• Aim:
Which lines below contain the word "Bunu", with uppercase and lowercase letters counting as different? Locate each one and copy it out in full.

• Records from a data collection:

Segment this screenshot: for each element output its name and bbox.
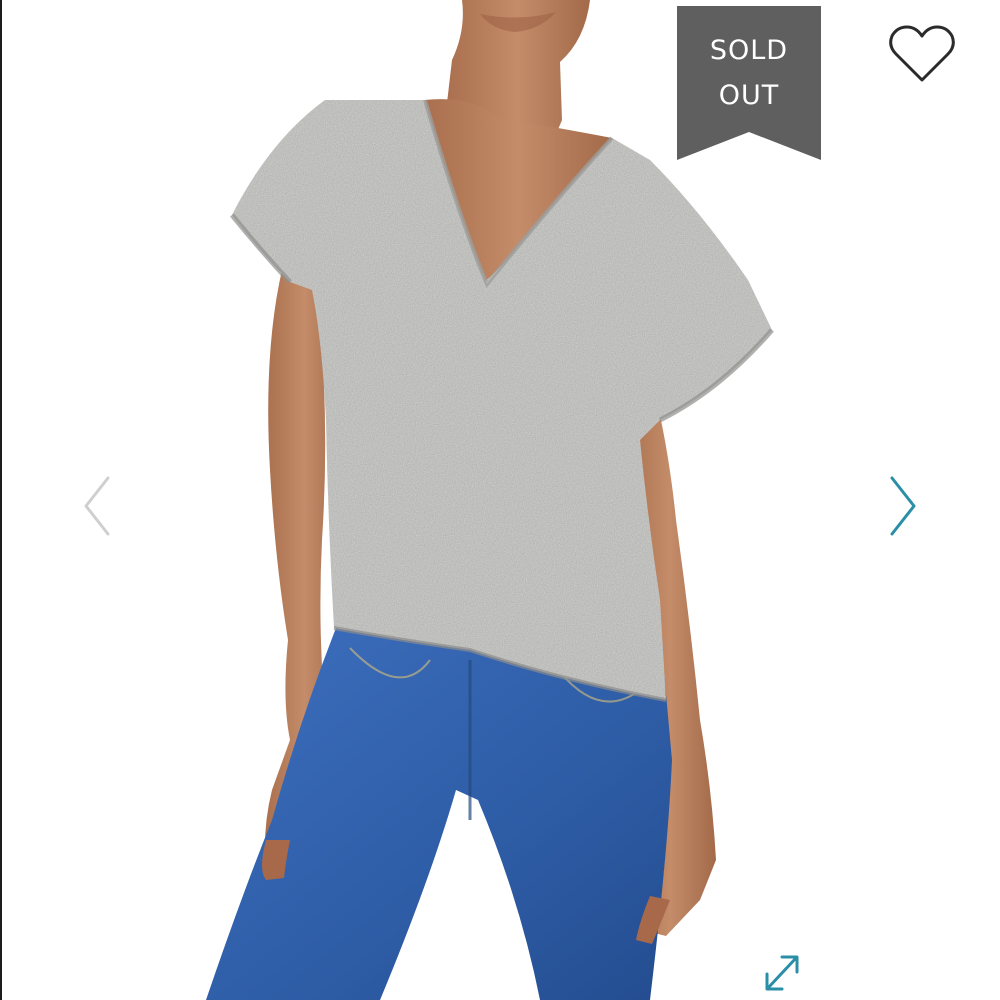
badge-label: SOLD OUT bbox=[677, 28, 821, 118]
sold-out-badge: SOLD OUT bbox=[677, 6, 821, 160]
badge-line-1: SOLD bbox=[709, 35, 789, 66]
expand-image-button[interactable] bbox=[758, 950, 806, 996]
chevron-right-icon bbox=[890, 476, 916, 536]
left-border bbox=[0, 0, 2, 1000]
favorite-button[interactable] bbox=[886, 24, 958, 88]
product-image-viewer: SOLD OUT bbox=[0, 0, 1000, 1000]
heart-icon bbox=[889, 25, 955, 82]
next-image-button[interactable] bbox=[880, 466, 926, 546]
chevron-left-icon bbox=[84, 476, 110, 536]
product-photo bbox=[206, 0, 774, 1000]
badge-line-2: OUT bbox=[718, 80, 780, 111]
previous-image-button[interactable] bbox=[76, 466, 122, 546]
expand-icon bbox=[765, 955, 799, 991]
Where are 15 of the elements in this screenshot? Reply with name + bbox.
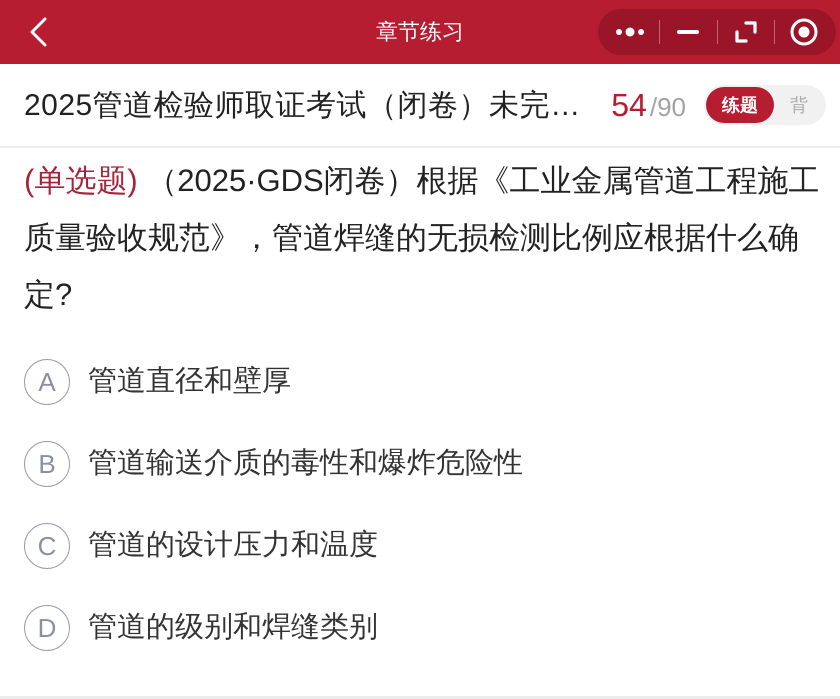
corner-brackets-icon	[734, 21, 757, 43]
target-circle-icon	[790, 18, 818, 46]
minus-icon	[677, 30, 700, 34]
option-text[interactable]: 管道的级别和焊缝类别	[88, 606, 378, 650]
more-dots-icon	[615, 27, 646, 37]
total-question-count: /90	[650, 91, 686, 124]
question-text: (单选题) （2025·GDS闭卷）根据《工业金属管道工程施工质量验收规范》，管道焊缝的无损检测比例应根据什么确定?	[23, 162, 821, 314]
option-text[interactable]: 管道的设计压力和温度	[88, 524, 378, 568]
mode-tab[interactable]: 练题	[706, 87, 774, 123]
current-question-number: 54	[611, 86, 647, 125]
back-chevron-icon	[28, 17, 48, 47]
page-title: 章节练习	[376, 18, 464, 46]
exam-title: 2025管道检验师取证考试（闭卷）未完…	[24, 88, 581, 124]
option-text[interactable]: 管道输送介质的毒性和爆炸危险性	[88, 442, 523, 486]
option-text[interactable]: 管道直径和壁厚	[88, 360, 291, 404]
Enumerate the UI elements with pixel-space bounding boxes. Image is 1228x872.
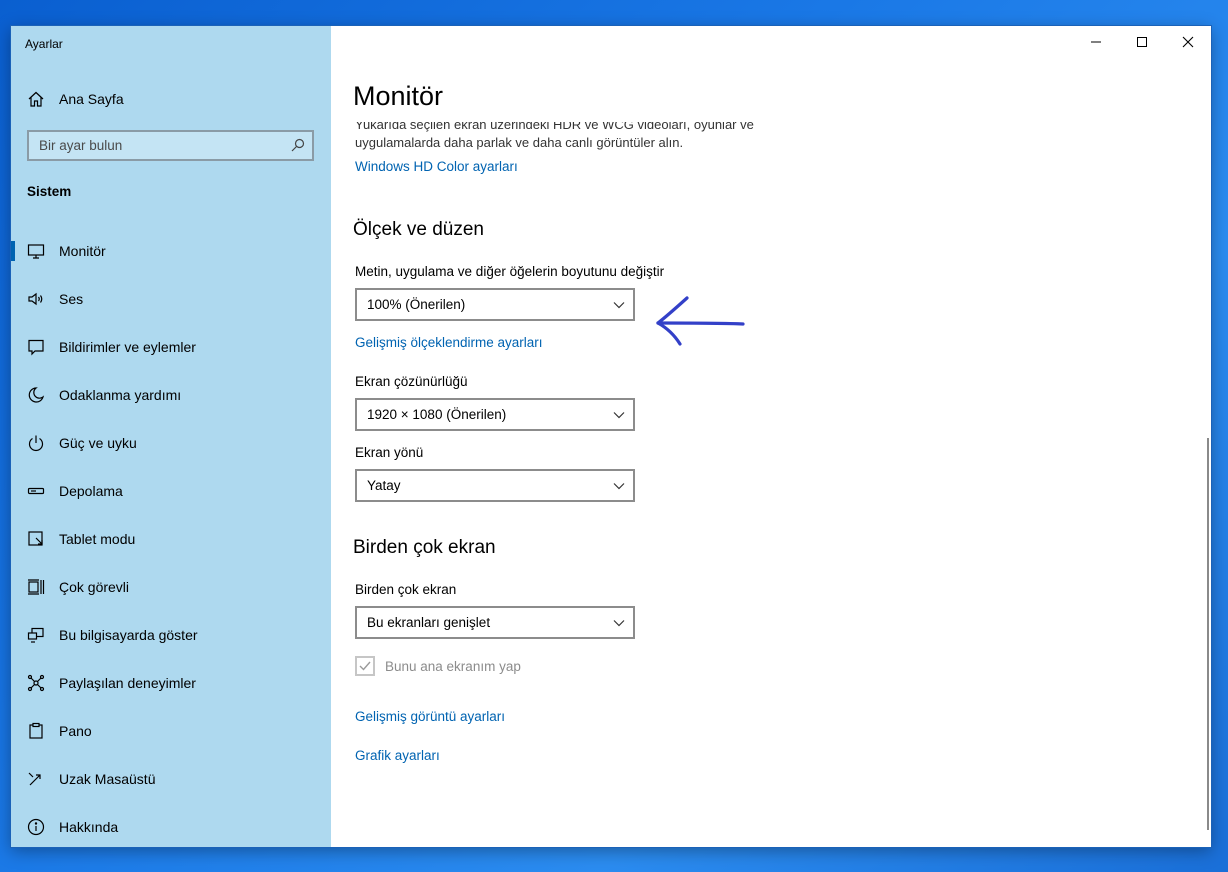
hdr-description-2: uygulamalarda daha parlak ve daha canlı … <box>355 133 815 152</box>
shared-icon <box>27 674 45 692</box>
sidebar-item-monitor[interactable]: Monitör <box>11 227 331 275</box>
sidebar-item-sound[interactable]: Ses <box>11 275 331 323</box>
multi-display-dropdown-value: Bu ekranları genişlet <box>367 615 491 630</box>
sidebar-item-focus-assist[interactable]: Odaklanma yardımı <box>11 371 331 419</box>
checkmark-icon <box>359 661 371 671</box>
sidebar-nav: Monitör Ses Bildirimler ve eylemler Odak… <box>11 227 331 847</box>
multi-display-label: Birden çok ekran <box>355 582 457 597</box>
sidebar-item-power[interactable]: Güç ve uyku <box>11 419 331 467</box>
sidebar-item-label: Monitör <box>59 243 106 259</box>
search-icon[interactable] <box>291 138 305 152</box>
sidebar-item-label: Paylaşılan deneyimler <box>59 675 196 691</box>
multi-display-section-heading: Birden çok ekran <box>353 537 496 558</box>
home-link[interactable]: Ana Sayfa <box>27 88 124 110</box>
sidebar-item-shared-experiences[interactable]: Paylaşılan deneyimler <box>11 659 331 707</box>
sidebar-item-label: Odaklanma yardımı <box>59 387 182 403</box>
page-title: Monitör <box>353 81 444 111</box>
sidebar-item-label: Bildirimler ve eylemler <box>59 339 196 355</box>
home-label: Ana Sayfa <box>59 91 124 107</box>
sidebar-item-label: Ses <box>59 291 84 307</box>
hdr-description: Yukarıda seçilen ekran üzerindeki HDR ve… <box>355 117 815 134</box>
info-icon <box>27 818 45 836</box>
sidebar-item-label: Pano <box>59 723 92 739</box>
sidebar: Ayarlar Ana Sayfa Sistem Monitör Ses <box>11 26 331 847</box>
advanced-display-link[interactable]: Gelişmiş görüntü ayarları <box>355 709 505 724</box>
multitask-icon <box>28 579 45 595</box>
orientation-dropdown[interactable]: Yatay <box>355 469 635 502</box>
chevron-down-icon <box>613 620 625 627</box>
sidebar-item-multitasking[interactable]: Çok görevli <box>11 563 331 611</box>
multi-display-dropdown[interactable]: Bu ekranları genişlet <box>355 606 635 639</box>
remote-icon <box>28 772 41 786</box>
hdr-description-line2: uygulamalarda daha parlak ve daha canlı … <box>355 135 684 150</box>
scale-dropdown-value: 100% (Önerilen) <box>367 297 466 312</box>
speaker-icon <box>28 292 43 306</box>
settings-window: Ayarlar Ana Sayfa Sistem Monitör Ses <box>11 26 1211 847</box>
scale-section-heading: Ölçek ve düzen <box>353 219 484 240</box>
sidebar-item-label: Hakkında <box>59 819 119 835</box>
chevron-down-icon <box>613 412 625 419</box>
chevron-down-icon <box>613 302 625 309</box>
project-icon <box>27 627 44 643</box>
scrollbar[interactable] <box>1207 438 1209 830</box>
windows-hd-color-link[interactable]: Windows HD Color ayarları <box>355 159 518 174</box>
sidebar-item-storage[interactable]: Depolama <box>11 467 331 515</box>
resolution-label: Ekran çözünürlüğü <box>355 374 468 389</box>
sidebar-item-label: Tablet modu <box>59 531 136 547</box>
resolution-dropdown-value: 1920 × 1080 (Önerilen) <box>367 407 507 422</box>
sidebar-item-label: Depolama <box>59 483 123 499</box>
sidebar-item-project[interactable]: Bu bilgisayarda göster <box>11 611 331 659</box>
chevron-down-icon <box>613 483 625 490</box>
search-input[interactable] <box>29 132 279 159</box>
orientation-dropdown-value: Yatay <box>367 478 401 493</box>
sidebar-item-label: Çok görevli <box>59 579 130 595</box>
main-content: Monitör Yukarıda seçilen ekran üzerindek… <box>331 26 1211 847</box>
primary-display-checkbox-row: Bunu ana ekranım yap <box>355 656 521 676</box>
notification-icon <box>28 339 44 356</box>
search-box[interactable] <box>27 130 314 161</box>
section-label-system: Sistem <box>27 184 72 199</box>
sidebar-item-notifications[interactable]: Bildirimler ve eylemler <box>11 323 331 371</box>
primary-display-checkbox[interactable] <box>355 656 375 676</box>
clipboard-icon <box>29 722 43 739</box>
sidebar-item-label: Uzak Masaüstü <box>59 771 156 787</box>
home-icon <box>28 91 44 107</box>
advanced-scaling-link[interactable]: Gelişmiş ölçeklendirme ayarları <box>355 335 543 350</box>
storage-icon <box>27 487 45 495</box>
sidebar-item-label: Bu bilgisayarda göster <box>59 627 198 643</box>
annotation-arrow-icon <box>656 296 745 346</box>
orientation-label: Ekran yönü <box>355 445 424 460</box>
scale-label: Metin, uygulama ve diğer öğelerin boyutu… <box>355 264 665 279</box>
moon-icon <box>28 387 45 403</box>
app-title: Ayarlar <box>25 37 63 51</box>
sidebar-item-clipboard[interactable]: Pano <box>11 707 331 755</box>
scale-dropdown[interactable]: 100% (Önerilen) <box>355 288 635 321</box>
sidebar-item-remote-desktop[interactable]: Uzak Masaüstü <box>11 755 331 803</box>
graphics-settings-link[interactable]: Grafik ayarları <box>355 748 440 763</box>
primary-display-checkbox-label: Bunu ana ekranım yap <box>385 658 521 674</box>
sidebar-item-about[interactable]: Hakkında <box>11 803 331 847</box>
monitor-icon <box>27 244 45 259</box>
power-icon <box>28 435 44 452</box>
resolution-dropdown[interactable]: 1920 × 1080 (Önerilen) <box>355 398 635 431</box>
hdr-description-line1: Yukarıda seçilen ekran üzerindeki HDR ve… <box>355 117 754 132</box>
sidebar-item-label: Güç ve uyku <box>59 435 137 451</box>
tablet-icon <box>28 531 43 546</box>
sidebar-item-tablet[interactable]: Tablet modu <box>11 515 331 563</box>
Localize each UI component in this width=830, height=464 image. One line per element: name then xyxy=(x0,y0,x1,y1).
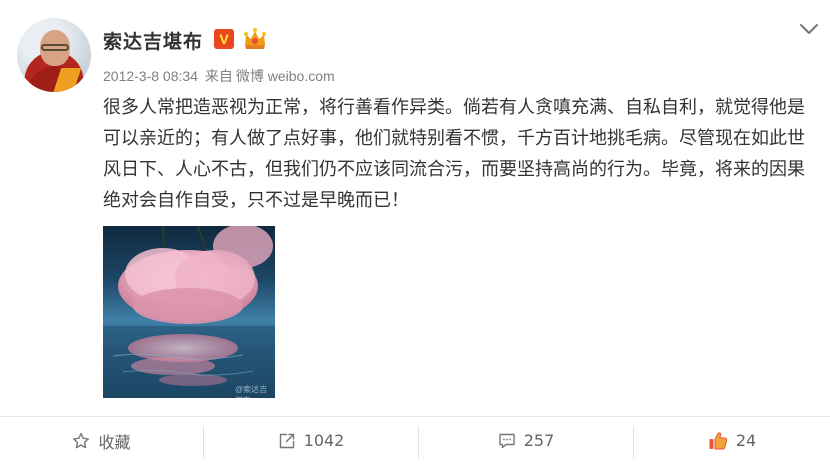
flower-reflection-image xyxy=(103,226,275,398)
post-image[interactable]: @索达吉堪布 xyxy=(103,226,275,398)
post-text: 很多人常把造恶视为正常，将行善看作异类。倘若有人贪嗔充满、自私自利，就觉得他是可… xyxy=(103,97,805,211)
weibo-post-card: 索达吉堪布 V 2012-3-8 08:34 来自 微博 weibo.com 很多… xyxy=(0,0,830,464)
chevron-down-icon[interactable] xyxy=(798,21,820,37)
like-count: 24 xyxy=(735,431,757,450)
image-watermark: @索达吉堪布 xyxy=(235,385,268,398)
post-meta: 2012-3-8 08:34 来自 微博 weibo.com xyxy=(103,66,338,86)
avatar[interactable] xyxy=(17,18,91,92)
repost-button[interactable]: 1042 xyxy=(204,417,418,464)
comment-count: 257 xyxy=(523,431,555,450)
verified-badge-icon[interactable]: V xyxy=(214,29,234,49)
repost-count: 1042 xyxy=(303,431,345,450)
favorite-label: 收藏 xyxy=(98,432,131,452)
author-name[interactable]: 索达吉堪布 xyxy=(103,27,203,54)
star-icon xyxy=(73,432,90,448)
share-icon xyxy=(279,433,294,448)
favorite-button[interactable]: 收藏 xyxy=(0,417,203,464)
post-timestamp[interactable]: 2012-3-8 08:34 xyxy=(103,68,198,84)
avatar-glasses xyxy=(41,44,69,51)
vip-crown-icon[interactable] xyxy=(242,27,268,51)
like-button[interactable]: 24 xyxy=(634,417,830,464)
comment-button[interactable]: 257 xyxy=(419,417,633,464)
thumbs-up-icon xyxy=(709,431,728,449)
source-prefix: 来自 xyxy=(204,68,233,84)
post-source[interactable]: 微博 weibo.com xyxy=(236,68,335,84)
comment-icon xyxy=(499,433,515,448)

• Solution for this problem:
primary-display-checkbox-row: Bunu ana ekranım yap <box>355 656 521 676</box>
primary-display-checkbox-label: Bunu ana ekranım yap <box>385 658 521 674</box>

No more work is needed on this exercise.